> **Extracted entries**
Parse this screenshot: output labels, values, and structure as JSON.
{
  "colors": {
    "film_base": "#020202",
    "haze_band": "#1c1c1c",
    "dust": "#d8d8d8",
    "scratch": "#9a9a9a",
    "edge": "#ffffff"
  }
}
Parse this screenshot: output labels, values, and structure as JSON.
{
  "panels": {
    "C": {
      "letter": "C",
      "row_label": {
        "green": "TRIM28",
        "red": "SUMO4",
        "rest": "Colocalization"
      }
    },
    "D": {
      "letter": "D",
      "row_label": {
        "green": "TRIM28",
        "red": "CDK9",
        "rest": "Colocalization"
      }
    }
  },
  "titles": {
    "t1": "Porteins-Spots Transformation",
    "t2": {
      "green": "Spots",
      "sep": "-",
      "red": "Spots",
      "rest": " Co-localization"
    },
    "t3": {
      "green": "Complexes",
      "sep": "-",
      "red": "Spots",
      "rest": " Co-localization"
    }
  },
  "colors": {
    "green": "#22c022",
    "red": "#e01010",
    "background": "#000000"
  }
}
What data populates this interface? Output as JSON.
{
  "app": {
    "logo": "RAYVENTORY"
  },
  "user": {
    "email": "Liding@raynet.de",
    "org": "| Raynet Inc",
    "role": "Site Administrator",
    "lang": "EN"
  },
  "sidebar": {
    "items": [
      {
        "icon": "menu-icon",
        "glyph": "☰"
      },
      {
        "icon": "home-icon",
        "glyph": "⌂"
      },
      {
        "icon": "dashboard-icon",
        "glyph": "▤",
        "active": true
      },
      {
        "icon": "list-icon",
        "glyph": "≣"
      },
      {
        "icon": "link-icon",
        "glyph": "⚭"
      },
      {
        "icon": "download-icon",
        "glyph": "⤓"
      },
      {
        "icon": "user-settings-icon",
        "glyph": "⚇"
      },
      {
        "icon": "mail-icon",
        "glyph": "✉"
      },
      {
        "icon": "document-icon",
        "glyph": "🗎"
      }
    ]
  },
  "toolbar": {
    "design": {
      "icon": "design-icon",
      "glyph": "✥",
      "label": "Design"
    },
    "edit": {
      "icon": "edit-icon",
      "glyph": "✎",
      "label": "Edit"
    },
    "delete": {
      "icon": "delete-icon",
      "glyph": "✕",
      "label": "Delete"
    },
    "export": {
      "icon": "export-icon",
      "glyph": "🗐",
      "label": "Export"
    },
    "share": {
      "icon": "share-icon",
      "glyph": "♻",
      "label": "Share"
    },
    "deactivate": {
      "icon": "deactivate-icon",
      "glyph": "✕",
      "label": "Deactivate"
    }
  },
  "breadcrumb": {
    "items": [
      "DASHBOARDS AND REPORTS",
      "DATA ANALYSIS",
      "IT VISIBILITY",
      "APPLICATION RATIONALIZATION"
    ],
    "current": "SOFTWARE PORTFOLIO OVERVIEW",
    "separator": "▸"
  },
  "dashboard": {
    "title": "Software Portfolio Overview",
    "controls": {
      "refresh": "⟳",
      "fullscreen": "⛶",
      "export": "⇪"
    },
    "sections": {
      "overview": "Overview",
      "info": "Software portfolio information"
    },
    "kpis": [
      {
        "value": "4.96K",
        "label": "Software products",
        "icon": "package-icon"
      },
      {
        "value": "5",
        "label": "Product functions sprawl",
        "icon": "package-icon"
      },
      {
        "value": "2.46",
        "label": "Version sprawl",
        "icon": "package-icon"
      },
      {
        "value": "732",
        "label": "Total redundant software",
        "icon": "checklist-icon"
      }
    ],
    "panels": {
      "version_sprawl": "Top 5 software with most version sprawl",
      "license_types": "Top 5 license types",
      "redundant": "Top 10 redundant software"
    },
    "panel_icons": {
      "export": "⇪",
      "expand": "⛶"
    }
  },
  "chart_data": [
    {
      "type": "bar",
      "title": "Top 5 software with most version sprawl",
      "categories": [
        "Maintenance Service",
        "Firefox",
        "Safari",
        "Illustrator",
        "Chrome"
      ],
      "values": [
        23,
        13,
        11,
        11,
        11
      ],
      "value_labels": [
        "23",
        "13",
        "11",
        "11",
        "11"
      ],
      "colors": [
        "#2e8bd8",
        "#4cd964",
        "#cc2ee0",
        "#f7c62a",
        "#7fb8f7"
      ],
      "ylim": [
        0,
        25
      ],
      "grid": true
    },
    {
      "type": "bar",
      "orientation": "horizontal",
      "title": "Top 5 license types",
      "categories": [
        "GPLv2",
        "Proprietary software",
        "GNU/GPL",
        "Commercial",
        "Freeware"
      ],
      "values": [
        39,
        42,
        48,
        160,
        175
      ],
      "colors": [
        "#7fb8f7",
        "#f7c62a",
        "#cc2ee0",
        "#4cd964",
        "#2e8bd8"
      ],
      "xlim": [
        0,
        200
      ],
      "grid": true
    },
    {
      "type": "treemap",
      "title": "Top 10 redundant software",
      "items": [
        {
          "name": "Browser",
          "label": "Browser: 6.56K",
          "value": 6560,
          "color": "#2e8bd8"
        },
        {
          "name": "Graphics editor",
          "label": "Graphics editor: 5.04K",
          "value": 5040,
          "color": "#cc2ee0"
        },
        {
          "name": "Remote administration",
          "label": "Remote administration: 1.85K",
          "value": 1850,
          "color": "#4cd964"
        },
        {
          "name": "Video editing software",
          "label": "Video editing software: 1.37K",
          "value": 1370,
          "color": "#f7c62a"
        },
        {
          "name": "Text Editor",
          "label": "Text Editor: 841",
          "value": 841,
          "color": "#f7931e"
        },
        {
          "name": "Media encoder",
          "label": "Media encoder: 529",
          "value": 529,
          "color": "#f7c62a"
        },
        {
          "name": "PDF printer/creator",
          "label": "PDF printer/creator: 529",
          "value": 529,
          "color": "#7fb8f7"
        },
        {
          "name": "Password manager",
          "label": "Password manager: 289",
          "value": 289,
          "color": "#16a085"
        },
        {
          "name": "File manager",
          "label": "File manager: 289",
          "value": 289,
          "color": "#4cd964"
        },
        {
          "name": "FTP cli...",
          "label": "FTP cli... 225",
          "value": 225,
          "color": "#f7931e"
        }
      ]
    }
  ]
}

> **Exercise aim**
Extract every record. Keep wording exact.

> **Task result**
Parse this screenshot: output labels, values, and structure as JSON.
{
  "colors": {
    "film_base": "#020202",
    "haze_band": "#1c1c1c",
    "dust": "#d8d8d8",
    "scratch": "#9a9a9a",
    "edge": "#ffffff"
  }
}
Parse this screenshot: output labels, values, and structure as JSON.
{
  "panels": {
    "C": {
      "letter": "C",
      "row_label": {
        "green": "TRIM28",
        "red": "SUMO4",
        "rest": "Colocalization"
      }
    },
    "D": {
      "letter": "D",
      "row_label": {
        "green": "TRIM28",
        "red": "CDK9",
        "rest": "Colocalization"
      }
    }
  },
  "titles": {
    "t1": "Porteins-Spots Transformation",
    "t2": {
      "green": "Spots",
      "sep": "-",
      "red": "Spots",
      "rest": " Co-localization"
    },
    "t3": {
      "green": "Complexes",
      "sep": "-",
      "red": "Spots",
      "rest": " Co-localization"
    }
  },
  "colors": {
    "green": "#22c022",
    "red": "#e01010",
    "background": "#000000"
  }
}
What data populates this interface? Output as JSON.
{
  "app": {
    "logo": "RAYVENTORY"
  },
  "user": {
    "email": "Liding@raynet.de",
    "org": "| Raynet Inc",
    "role": "Site Administrator",
    "lang": "EN"
  },
  "sidebar": {
    "items": [
      {
        "icon": "menu-icon",
        "glyph": "☰"
      },
      {
        "icon": "home-icon",
        "glyph": "⌂"
      },
      {
        "icon": "dashboard-icon",
        "glyph": "▤",
        "active": true
      },
      {
        "icon": "list-icon",
        "glyph": "≣"
      },
      {
        "icon": "link-icon",
        "glyph": "⚭"
      },
      {
        "icon": "download-icon",
        "glyph": "⤓"
      },
      {
        "icon": "user-settings-icon",
        "glyph": "⚇"
      },
      {
        "icon": "mail-icon",
        "glyph": "✉"
      },
      {
        "icon": "document-icon",
        "glyph": "🗎"
      }
    ]
  },
  "toolbar": {
    "design": {
      "icon": "design-icon",
      "glyph": "✥",
      "label": "Design"
    },
    "edit": {
      "icon": "edit-icon",
      "glyph": "✎",
      "label": "Edit"
    },
    "delete": {
      "icon": "delete-icon",
      "glyph": "✕",
      "label": "Delete"
    },
    "export": {
      "icon": "export-icon",
      "glyph": "🗐",
      "label": "Export"
    },
    "share": {
      "icon": "share-icon",
      "glyph": "♻",
      "label": "Share"
    },
    "deactivate": {
      "icon": "deactivate-icon",
      "glyph": "✕",
      "label": "Deactivate"
    }
  },
  "breadcrumb": {
    "items": [
      "DASHBOARDS AND REPORTS",
      "DATA ANALYSIS",
      "IT VISIBILITY",
      "APPLICATION RATIONALIZATION"
    ],
    "current": "SOFTWARE PORTFOLIO OVERVIEW",
    "separator": "▸"
  },
  "dashboard": {
    "title": "Software Portfolio Overview",
    "controls": {
      "refresh": "⟳",
      "fullscreen": "⛶",
      "export": "⇪"
    },
    "sections": {
      "overview": "Overview",
      "info": "Software portfolio information"
    },
    "kpis": [
      {
        "value": "4.96K",
        "label": "Software products",
        "icon": "package-icon"
      },
      {
        "value": "5",
        "label": "Product functions sprawl",
        "icon": "package-icon"
      },
      {
        "value": "2.46",
        "label": "Version sprawl",
        "icon": "package-icon"
      },
      {
        "value": "732",
        "label": "Total redundant software",
        "icon": "checklist-icon"
      }
    ],
    "panels": {
      "version_sprawl": "Top 5 software with most version sprawl",
      "license_types": "Top 5 license types",
      "redundant": "Top 10 redundant software"
    },
    "panel_icons": {
      "export": "⇪",
      "expand": "⛶"
    }
  },
  "chart_data": [
    {
      "type": "bar",
      "title": "Top 5 software with most version sprawl",
      "categories": [
        "Maintenance Service",
        "Firefox",
        "Safari",
        "Illustrator",
        "Chrome"
      ],
      "values": [
        23,
        13,
        11,
        11,
        11
      ],
      "value_labels": [
        "23",
        "13",
        "11",
        "11",
        "11"
      ],
      "colors": [
        "#2e8bd8",
        "#4cd964",
        "#cc2ee0",
        "#f7c62a",
        "#7fb8f7"
      ],
      "ylim": [
        0,
        25
      ],
      "grid": true
    },
    {
      "type": "bar",
      "orientation": "horizontal",
      "title": "Top 5 license types",
      "categories": [
        "GPLv2",
        "Proprietary software",
        "GNU/GPL",
        "Commercial",
        "Freeware"
      ],
      "values": [
        39,
        42,
        48,
        160,
        175
      ],
      "colors": [
        "#7fb8f7",
        "#f7c62a",
        "#cc2ee0",
        "#4cd964",
        "#2e8bd8"
      ],
      "xlim": [
        0,
        200
      ],
      "grid": true
    },
    {
      "type": "treemap",
      "title": "Top 10 redundant software",
      "items": [
        {
          "name": "Browser",
          "label": "Browser: 6.56K",
          "value": 6560,
          "color": "#2e8bd8"
        },
        {
          "name": "Graphics editor",
          "label": "Graphics editor: 5.04K",
          "value": 5040,
          "color": "#cc2ee0"
        },
        {
          "name": "Remote administration",
          "label": "Remote administration: 1.85K",
          "value": 1850,
          "color": "#4cd964"
        },
        {
          "name": "Video editing software",
          "label": "Video editing software: 1.37K",
          "value": 1370,
          "color": "#f7c62a"
        },
        {
          "name": "Text Editor",
          "label": "Text Editor: 841",
          "value": 841,
          "color": "#f7931e"
        },
        {
          "name": "Media encoder",
          "label": "Media encoder: 529",
          "value": 529,
          "color": "#f7c62a"
        },
        {
          "name": "PDF printer/creator",
          "label": "PDF printer/creator: 529",
          "value": 529,
          "color": "#7fb8f7"
        },
        {
          "name": "Password manager",
          "label": "Password manager: 289",
          "value": 289,
          "color": "#16a085"
        },
        {
          "name": "File manager",
          "label": "File manager: 289",
          "value": 289,
          "color": "#4cd964"
        },
        {
          "name": "FTP cli...",
          "label": "FTP cli... 225",
          "value": 225,
          "color": "#f7931e"
        }
      ]
    }
  ]
}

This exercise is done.